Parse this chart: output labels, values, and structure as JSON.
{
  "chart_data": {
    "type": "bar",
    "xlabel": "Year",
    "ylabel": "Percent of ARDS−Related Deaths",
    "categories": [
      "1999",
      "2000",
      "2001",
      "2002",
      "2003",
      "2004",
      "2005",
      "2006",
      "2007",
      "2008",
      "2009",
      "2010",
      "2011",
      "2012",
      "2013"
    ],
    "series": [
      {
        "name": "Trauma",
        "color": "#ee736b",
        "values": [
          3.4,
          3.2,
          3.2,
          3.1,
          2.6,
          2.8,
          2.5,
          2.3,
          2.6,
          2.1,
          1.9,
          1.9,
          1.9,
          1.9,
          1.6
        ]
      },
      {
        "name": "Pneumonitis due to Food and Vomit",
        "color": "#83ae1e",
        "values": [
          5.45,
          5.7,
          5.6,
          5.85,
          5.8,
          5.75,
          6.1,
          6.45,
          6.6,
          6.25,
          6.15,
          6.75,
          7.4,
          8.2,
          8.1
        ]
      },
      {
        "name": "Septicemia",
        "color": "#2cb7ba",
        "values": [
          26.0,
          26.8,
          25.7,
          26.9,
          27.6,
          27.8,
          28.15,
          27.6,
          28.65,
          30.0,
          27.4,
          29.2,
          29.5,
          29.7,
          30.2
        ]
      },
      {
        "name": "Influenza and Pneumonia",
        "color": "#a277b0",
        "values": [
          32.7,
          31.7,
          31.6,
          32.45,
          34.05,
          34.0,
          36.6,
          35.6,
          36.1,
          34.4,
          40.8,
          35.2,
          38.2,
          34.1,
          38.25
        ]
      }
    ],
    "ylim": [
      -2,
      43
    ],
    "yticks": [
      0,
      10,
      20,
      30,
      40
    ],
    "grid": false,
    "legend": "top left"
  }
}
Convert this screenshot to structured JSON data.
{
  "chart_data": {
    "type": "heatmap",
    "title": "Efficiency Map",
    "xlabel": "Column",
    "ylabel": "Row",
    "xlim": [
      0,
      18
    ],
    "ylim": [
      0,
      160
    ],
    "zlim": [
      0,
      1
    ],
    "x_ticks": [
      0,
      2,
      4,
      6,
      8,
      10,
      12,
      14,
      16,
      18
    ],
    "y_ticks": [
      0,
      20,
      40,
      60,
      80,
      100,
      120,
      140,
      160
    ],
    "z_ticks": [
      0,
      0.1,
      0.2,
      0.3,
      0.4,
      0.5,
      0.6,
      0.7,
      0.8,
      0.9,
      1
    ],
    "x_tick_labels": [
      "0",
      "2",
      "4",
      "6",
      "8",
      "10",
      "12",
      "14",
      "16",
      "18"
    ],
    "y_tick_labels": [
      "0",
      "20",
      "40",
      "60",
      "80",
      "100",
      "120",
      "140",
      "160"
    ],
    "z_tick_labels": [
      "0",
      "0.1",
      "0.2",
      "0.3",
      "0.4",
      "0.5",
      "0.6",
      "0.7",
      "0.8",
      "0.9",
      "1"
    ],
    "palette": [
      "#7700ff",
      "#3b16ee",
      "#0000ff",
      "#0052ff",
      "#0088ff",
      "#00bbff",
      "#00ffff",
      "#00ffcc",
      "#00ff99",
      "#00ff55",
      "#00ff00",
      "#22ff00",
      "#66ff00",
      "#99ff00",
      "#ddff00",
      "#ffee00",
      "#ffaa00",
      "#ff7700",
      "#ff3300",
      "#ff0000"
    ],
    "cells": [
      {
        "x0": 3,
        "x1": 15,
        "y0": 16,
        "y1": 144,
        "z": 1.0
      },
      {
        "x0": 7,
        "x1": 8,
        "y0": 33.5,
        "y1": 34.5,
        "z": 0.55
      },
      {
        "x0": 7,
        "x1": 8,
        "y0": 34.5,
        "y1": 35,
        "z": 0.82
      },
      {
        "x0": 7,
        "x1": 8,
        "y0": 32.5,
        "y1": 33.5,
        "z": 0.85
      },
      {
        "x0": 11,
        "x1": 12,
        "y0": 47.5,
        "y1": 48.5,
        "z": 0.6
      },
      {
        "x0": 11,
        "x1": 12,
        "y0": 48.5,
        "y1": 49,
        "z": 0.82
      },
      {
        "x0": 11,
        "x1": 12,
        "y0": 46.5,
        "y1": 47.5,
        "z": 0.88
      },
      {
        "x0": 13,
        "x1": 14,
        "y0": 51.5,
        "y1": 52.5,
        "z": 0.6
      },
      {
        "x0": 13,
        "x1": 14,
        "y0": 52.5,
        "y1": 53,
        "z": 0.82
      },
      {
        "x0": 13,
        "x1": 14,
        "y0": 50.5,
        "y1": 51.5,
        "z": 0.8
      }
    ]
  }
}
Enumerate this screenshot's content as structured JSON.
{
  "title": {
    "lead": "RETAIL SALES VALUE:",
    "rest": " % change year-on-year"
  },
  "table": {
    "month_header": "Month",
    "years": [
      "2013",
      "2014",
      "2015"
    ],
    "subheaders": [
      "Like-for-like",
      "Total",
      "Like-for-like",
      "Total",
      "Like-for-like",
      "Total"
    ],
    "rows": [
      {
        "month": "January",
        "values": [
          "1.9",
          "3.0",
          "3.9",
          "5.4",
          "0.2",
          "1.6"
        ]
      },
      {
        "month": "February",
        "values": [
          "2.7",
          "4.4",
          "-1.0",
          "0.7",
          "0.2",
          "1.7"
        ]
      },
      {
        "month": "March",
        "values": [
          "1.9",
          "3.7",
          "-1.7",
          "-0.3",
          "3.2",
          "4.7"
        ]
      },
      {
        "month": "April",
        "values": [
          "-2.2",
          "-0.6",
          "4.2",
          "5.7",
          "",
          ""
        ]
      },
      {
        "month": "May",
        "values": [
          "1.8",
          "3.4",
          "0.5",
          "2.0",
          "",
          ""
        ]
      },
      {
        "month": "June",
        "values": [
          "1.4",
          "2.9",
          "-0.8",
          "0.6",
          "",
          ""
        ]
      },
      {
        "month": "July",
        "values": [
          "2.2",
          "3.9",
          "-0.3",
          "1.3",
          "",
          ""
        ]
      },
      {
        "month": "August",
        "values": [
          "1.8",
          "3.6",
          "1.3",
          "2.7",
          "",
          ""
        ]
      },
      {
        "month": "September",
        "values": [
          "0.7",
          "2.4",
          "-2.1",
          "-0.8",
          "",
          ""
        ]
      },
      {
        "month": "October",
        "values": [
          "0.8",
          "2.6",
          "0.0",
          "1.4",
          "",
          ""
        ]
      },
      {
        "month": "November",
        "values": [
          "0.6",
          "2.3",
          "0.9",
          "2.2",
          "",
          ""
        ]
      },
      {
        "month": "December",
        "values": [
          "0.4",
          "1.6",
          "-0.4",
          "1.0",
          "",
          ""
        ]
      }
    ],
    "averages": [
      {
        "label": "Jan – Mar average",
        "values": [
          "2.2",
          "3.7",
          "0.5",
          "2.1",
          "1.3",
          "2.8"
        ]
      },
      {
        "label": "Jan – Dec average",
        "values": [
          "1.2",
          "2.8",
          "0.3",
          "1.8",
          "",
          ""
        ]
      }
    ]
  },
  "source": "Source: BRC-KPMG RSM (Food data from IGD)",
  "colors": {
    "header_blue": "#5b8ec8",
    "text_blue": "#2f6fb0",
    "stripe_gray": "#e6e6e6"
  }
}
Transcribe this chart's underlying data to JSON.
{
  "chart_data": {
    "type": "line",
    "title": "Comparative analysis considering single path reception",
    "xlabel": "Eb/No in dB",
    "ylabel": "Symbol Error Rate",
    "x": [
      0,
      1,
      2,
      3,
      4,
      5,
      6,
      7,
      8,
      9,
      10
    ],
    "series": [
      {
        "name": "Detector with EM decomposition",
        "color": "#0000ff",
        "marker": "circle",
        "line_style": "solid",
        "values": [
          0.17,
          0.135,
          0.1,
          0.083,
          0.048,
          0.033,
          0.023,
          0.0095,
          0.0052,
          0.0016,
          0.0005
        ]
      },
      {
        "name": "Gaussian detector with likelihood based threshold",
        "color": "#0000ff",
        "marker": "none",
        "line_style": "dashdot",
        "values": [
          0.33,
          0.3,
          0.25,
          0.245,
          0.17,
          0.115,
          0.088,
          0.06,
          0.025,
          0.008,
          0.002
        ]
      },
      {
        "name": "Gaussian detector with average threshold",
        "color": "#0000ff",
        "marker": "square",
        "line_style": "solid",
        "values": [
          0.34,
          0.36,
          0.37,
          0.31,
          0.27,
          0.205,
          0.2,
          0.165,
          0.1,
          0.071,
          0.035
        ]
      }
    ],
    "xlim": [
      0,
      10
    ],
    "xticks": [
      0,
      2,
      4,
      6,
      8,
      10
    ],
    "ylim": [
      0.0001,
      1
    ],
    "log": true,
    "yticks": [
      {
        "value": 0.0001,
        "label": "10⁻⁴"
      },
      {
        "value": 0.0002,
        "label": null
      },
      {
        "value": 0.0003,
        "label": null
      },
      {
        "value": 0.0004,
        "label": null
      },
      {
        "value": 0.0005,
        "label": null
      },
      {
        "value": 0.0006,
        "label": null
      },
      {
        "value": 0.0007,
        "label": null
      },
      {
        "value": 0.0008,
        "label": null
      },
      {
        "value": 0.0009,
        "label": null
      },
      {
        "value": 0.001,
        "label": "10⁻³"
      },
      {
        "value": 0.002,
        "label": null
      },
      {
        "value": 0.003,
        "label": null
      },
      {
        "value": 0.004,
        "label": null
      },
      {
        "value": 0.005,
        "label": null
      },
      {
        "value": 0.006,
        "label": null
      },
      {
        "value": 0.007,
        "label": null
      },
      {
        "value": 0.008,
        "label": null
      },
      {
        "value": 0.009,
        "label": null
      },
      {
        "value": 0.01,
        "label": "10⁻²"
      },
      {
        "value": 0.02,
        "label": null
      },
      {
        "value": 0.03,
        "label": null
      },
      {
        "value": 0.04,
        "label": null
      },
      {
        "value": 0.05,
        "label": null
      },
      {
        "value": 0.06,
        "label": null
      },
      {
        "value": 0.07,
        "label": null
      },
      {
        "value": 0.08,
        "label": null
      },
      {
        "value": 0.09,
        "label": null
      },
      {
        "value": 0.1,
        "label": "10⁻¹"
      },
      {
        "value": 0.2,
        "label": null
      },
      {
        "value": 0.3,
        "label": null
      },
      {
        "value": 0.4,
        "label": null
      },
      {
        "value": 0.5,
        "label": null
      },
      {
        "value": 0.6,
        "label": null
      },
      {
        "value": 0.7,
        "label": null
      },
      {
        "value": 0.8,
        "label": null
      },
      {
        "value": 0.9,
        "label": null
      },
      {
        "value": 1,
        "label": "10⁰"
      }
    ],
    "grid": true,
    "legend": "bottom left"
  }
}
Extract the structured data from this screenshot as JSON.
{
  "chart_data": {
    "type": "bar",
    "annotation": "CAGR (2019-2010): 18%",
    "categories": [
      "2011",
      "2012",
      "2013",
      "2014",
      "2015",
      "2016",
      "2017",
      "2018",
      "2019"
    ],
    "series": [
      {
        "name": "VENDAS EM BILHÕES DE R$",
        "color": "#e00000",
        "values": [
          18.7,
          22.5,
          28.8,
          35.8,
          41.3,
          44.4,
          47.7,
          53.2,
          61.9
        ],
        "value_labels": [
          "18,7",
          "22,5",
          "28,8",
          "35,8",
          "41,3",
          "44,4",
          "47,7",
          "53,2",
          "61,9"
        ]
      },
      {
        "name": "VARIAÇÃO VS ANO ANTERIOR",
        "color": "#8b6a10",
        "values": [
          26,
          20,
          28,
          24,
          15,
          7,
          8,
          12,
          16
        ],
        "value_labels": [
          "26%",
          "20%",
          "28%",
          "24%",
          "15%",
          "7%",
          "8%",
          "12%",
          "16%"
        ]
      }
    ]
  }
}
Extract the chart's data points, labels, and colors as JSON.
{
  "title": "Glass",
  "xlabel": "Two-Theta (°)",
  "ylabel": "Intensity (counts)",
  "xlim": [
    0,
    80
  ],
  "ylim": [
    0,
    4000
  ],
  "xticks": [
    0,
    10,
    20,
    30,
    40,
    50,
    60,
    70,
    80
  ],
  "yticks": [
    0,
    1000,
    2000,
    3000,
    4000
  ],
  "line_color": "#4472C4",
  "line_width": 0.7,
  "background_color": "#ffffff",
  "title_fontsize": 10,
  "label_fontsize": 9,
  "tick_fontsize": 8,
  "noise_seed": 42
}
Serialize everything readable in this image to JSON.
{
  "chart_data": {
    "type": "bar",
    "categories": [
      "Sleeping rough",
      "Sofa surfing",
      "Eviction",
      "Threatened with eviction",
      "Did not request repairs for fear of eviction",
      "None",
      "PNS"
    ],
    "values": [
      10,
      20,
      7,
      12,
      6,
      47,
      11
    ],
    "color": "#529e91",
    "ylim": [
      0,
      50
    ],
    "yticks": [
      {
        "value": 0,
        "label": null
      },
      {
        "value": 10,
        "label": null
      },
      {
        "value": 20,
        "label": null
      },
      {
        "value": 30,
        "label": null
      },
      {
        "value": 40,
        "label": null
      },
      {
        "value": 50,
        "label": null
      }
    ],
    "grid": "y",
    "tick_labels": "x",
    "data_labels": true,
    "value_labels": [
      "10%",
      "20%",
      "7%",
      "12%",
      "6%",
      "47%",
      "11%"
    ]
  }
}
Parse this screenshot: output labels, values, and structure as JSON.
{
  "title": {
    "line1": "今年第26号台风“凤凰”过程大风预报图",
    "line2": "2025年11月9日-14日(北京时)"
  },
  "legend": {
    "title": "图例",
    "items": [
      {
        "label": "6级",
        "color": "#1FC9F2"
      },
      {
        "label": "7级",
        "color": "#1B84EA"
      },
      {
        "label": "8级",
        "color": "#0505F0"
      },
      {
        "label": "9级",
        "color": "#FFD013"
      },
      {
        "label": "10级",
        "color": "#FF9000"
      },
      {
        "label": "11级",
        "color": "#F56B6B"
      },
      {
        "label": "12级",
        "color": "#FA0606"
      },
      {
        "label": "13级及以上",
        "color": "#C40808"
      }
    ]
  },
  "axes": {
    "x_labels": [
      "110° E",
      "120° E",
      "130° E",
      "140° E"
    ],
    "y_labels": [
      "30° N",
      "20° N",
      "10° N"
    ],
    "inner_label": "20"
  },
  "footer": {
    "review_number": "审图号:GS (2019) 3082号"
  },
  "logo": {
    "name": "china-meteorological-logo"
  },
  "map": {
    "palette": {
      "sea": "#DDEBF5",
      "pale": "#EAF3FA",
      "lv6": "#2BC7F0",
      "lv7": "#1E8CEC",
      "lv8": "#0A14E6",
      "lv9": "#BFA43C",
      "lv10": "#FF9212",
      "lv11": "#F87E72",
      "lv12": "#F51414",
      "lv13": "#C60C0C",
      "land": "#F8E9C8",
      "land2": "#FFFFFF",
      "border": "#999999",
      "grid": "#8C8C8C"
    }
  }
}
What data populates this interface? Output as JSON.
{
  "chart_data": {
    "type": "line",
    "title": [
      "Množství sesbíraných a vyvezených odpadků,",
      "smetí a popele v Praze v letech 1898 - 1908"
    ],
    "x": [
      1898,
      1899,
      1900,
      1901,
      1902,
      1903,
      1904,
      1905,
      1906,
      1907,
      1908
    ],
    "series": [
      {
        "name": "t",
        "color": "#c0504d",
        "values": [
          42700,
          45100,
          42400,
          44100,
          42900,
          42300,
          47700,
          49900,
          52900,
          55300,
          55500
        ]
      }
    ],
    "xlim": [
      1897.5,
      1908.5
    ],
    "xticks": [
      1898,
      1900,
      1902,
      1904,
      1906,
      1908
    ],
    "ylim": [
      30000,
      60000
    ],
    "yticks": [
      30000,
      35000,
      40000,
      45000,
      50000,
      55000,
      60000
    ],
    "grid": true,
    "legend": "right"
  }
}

* **Your instructions**
In the data above, count the lines where the word "threshold" appears; reply with the number only.

* **Task answer**
2